— Begin Data in this exercise —
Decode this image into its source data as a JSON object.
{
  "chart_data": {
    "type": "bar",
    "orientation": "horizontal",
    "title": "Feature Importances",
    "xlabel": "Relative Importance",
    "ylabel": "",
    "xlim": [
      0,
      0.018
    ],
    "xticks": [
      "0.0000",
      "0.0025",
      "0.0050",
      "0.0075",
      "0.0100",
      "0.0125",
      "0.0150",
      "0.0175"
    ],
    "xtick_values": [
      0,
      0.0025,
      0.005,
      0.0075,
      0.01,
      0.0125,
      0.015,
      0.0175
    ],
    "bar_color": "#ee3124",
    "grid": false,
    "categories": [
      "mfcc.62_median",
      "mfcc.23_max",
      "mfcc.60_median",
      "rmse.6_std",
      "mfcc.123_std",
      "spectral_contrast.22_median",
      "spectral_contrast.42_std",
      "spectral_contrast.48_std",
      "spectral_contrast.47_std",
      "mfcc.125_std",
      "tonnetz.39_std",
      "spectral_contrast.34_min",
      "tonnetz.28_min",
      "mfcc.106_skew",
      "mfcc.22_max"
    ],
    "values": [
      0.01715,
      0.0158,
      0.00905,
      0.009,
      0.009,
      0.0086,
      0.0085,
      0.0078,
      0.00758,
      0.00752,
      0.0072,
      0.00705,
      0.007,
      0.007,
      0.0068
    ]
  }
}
— End Data in this exercise —
### Job
Every record above should be copied exactly.

### Response to the exercise
Decode this image into its source data as a JSON object.
{
  "chart_data": {
    "type": "bar",
    "orientation": "horizontal",
    "title": "Feature Importances",
    "xlabel": "Relative Importance",
    "ylabel": "",
    "xlim": [
      0,
      0.018
    ],
    "xticks": [
      "0.0000",
      "0.0025",
      "0.0050",
      "0.0075",
      "0.0100",
      "0.0125",
      "0.0150",
      "0.0175"
    ],
    "xtick_values": [
      0,
      0.0025,
      0.005,
      0.0075,
      0.01,
      0.0125,
      0.015,
      0.0175
    ],
    "bar_color": "#ee3124",
    "grid": false,
    "categories": [
      "mfcc.62_median",
      "mfcc.23_max",
      "mfcc.60_median",
      "rmse.6_std",
      "mfcc.123_std",
      "spectral_contrast.22_median",
      "spectral_contrast.42_std",
      "spectral_contrast.48_std",
      "spectral_contrast.47_std",
      "mfcc.125_std",
      "tonnetz.39_std",
      "spectral_contrast.34_min",
      "tonnetz.28_min",
      "mfcc.106_skew",
      "mfcc.22_max"
    ],
    "values": [
      0.01715,
      0.0158,
      0.00905,
      0.009,
      0.009,
      0.0086,
      0.0085,
      0.0078,
      0.00758,
      0.00752,
      0.0072,
      0.00705,
      0.007,
      0.007,
      0.0068
    ]
  }
}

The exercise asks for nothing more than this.